OBJECTIVE:
Please write out the material that follows, exactly as it stands.

TASK INPUT:
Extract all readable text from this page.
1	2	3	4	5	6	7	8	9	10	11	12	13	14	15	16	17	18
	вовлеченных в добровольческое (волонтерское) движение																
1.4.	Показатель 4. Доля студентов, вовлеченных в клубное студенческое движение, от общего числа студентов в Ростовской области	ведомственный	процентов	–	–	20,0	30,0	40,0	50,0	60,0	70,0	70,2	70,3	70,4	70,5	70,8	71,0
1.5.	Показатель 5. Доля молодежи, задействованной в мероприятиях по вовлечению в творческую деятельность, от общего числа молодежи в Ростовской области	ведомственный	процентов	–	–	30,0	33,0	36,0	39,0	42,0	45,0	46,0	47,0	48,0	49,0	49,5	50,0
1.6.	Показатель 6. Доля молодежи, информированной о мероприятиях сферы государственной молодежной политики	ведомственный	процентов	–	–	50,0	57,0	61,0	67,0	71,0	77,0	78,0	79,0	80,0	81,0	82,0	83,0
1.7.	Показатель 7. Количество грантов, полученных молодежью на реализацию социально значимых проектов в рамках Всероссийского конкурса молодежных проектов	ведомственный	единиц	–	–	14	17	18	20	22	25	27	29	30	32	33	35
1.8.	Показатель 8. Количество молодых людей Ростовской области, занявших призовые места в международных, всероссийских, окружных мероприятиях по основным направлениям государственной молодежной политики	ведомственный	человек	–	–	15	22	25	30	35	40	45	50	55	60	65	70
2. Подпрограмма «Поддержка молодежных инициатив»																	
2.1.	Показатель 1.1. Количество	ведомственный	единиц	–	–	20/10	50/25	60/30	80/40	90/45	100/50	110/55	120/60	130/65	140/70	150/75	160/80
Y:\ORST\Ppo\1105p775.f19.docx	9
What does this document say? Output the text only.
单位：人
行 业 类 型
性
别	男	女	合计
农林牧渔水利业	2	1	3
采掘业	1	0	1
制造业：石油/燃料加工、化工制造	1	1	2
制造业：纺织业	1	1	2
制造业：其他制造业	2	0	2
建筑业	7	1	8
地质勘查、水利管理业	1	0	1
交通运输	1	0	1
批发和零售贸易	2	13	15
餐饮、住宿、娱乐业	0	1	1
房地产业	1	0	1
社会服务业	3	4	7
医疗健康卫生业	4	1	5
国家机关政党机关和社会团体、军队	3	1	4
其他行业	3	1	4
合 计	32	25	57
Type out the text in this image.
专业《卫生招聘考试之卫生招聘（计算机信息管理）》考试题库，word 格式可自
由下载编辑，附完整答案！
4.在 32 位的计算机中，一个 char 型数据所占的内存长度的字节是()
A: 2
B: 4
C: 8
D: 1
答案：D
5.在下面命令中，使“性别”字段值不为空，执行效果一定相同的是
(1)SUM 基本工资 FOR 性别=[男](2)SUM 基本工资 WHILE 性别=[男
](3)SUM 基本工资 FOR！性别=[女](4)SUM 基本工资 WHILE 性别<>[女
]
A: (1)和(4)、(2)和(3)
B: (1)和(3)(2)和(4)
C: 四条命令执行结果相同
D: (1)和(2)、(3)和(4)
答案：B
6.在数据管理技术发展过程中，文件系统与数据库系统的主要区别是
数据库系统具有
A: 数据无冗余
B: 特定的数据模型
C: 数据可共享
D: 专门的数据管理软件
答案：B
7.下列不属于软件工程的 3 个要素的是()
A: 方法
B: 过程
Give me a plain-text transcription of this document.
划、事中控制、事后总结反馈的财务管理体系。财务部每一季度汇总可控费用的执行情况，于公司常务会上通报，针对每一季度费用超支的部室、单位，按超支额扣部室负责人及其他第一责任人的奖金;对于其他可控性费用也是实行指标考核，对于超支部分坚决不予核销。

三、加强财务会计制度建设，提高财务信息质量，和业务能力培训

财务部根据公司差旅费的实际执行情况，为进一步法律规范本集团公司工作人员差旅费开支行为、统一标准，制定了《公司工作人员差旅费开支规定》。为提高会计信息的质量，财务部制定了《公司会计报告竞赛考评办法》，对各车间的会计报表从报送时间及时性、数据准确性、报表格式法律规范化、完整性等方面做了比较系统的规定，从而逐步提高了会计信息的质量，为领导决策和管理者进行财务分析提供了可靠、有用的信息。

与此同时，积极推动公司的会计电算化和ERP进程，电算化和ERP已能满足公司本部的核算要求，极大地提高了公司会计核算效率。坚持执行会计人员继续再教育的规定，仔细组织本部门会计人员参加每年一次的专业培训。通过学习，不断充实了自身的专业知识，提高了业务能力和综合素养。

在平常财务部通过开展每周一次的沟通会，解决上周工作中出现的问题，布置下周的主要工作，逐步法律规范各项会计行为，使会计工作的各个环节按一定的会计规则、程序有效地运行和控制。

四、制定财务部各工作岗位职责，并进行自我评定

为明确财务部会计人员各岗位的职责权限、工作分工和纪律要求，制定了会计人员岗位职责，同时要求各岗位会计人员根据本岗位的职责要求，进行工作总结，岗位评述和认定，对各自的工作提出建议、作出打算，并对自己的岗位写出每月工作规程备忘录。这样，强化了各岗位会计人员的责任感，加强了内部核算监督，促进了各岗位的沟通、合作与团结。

RESULT OF THIS EXERCISE:
Extract all readable text from this page.
1	2	3	4	5	6	7	8	9	10	11	12	13	14	15	16	17	18
	вовлеченных в добровольческое (волонтерское) движение																
1.4.	Показатель 4. Доля студентов, вовлеченных в клубное студенческое движение, от общего числа студентов в Ростовской области	ведомственный	процентов	–	–	20,0	30,0	40,0	50,0	60,0	70,0	70,2	70,3	70,4	70,5	70,8	71,0
1.5.	Показатель 5. Доля молодежи, задействованной в мероприятиях по вовлечению в творческую деятельность, от общего числа молодежи в Ростовской области	ведомственный	процентов	–	–	30,0	33,0	36,0	39,0	42,0	45,0	46,0	47,0	48,0	49,0	49,5	50,0
1.6.	Показатель 6. Доля молодежи, информированной о мероприятиях сферы государственной молодежной политики	ведомственный	процентов	–	–	50,0	57,0	61,0	67,0	71,0	77,0	78,0	79,0	80,0	81,0	82,0	83,0
1.7.	Показатель 7. Количество грантов, полученных молодежью на реализацию социально значимых проектов в рамках Всероссийского конкурса молодежных проектов	ведомственный	единиц	–	–	14	17	18	20	22	25	27	29	30	32	33	35
1.8.	Показатель 8. Количество молодых людей Ростовской области, занявших призовые места в международных, всероссийских, окружных мероприятиях по основным направлениям государственной молодежной политики	ведомственный	человек	–	–	15	22	25	30	35	40	45	50	55	60	65	70
2. Подпрограмма «Поддержка молодежных инициатив»																	
2.1.	Показатель 1.1. Количество	ведомственный	единиц	–	–	20/10	50/25	60/30	80/40	90/45	100/50	110/55	120/60	130/65	140/70	150/75	160/80
Y:\ORST\Ppo\1105p775.f19.docx	9
What does this document say? Output the text only.
单位：人
行 业 类 型
性
别	男	女	合计
农林牧渔水利业	2	1	3
采掘业	1	0	1
制造业：石油/燃料加工、化工制造	1	1	2
制造业：纺织业	1	1	2
制造业：其他制造业	2	0	2
建筑业	7	1	8
地质勘查、水利管理业	1	0	1
交通运输	1	0	1
批发和零售贸易	2	13	15
餐饮、住宿、娱乐业	0	1	1
房地产业	1	0	1
社会服务业	3	4	7
医疗健康卫生业	4	1	5
国家机关政党机关和社会团体、军队	3	1	4
其他行业	3	1	4
合 计	32	25	57
Type out the text in this image.
专业《卫生招聘考试之卫生招聘（计算机信息管理）》考试题库，word 格式可自
由下载编辑，附完整答案！
4.在 32 位的计算机中，一个 char 型数据所占的内存长度的字节是()
A: 2
B: 4
C: 8
D: 1
答案：D
5.在下面命令中，使“性别”字段值不为空，执行效果一定相同的是
(1)SUM 基本工资 FOR 性别=[男](2)SUM 基本工资 WHILE 性别=[男
](3)SUM 基本工资 FOR！性别=[女](4)SUM 基本工资 WHILE 性别<>[女
]
A: (1)和(4)、(2)和(3)
B: (1)和(3)(2)和(4)
C: 四条命令执行结果相同
D: (1)和(2)、(3)和(4)
答案：B
6.在数据管理技术发展过程中，文件系统与数据库系统的主要区别是
数据库系统具有
A: 数据无冗余
B: 特定的数据模型
C: 数据可共享
D: 专门的数据管理软件
答案：B
7.下列不属于软件工程的 3 个要素的是()
A: 方法
B: 过程
Give me a plain-text transcription of this document.
划、事中控制、事后总结反馈的财务管理体系。财务部每一季度汇总可控费用的执行情况，于公司常务会上通报，针对每一季度费用超支的部室、单位，按超支额扣部室负责人及其他第一责任人的奖金;对于其他可控性费用也是实行指标考核，对于超支部分坚决不予核销。

三、加强财务会计制度建设，提高财务信息质量，和业务能力培训

财务部根据公司差旅费的实际执行情况，为进一步法律规范本集团公司工作人员差旅费开支行为、统一标准，制定了《公司工作人员差旅费开支规定》。为提高会计信息的质量，财务部制定了《公司会计报告竞赛考评办法》，对各车间的会计报表从报送时间及时性、数据准确性、报表格式法律规范化、完整性等方面做了比较系统的规定，从而逐步提高了会计信息的质量，为领导决策和管理者进行财务分析提供了可靠、有用的信息。

与此同时，积极推动公司的会计电算化和ERP进程，电算化和ERP已能满足公司本部的核算要求，极大地提高了公司会计核算效率。坚持执行会计人员继续再教育的规定，仔细组织本部门会计人员参加每年一次的专业培训。通过学习，不断充实了自身的专业知识，提高了业务能力和综合素养。

在平常财务部通过开展每周一次的沟通会，解决上周工作中出现的问题，布置下周的主要工作，逐步法律规范各项会计行为，使会计工作的各个环节按一定的会计规则、程序有效地运行和控制。

四、制定财务部各工作岗位职责，并进行自我评定

为明确财务部会计人员各岗位的职责权限、工作分工和纪律要求，制定了会计人员岗位职责，同时要求各岗位会计人员根据本岗位的职责要求，进行工作总结，岗位评述和认定，对各自的工作提出建议、作出打算，并对自己的岗位写出每月工作规程备忘录。这样，强化了各岗位会计人员的责任感，加强了内部核算监督，促进了各岗位的沟通、合作与团结。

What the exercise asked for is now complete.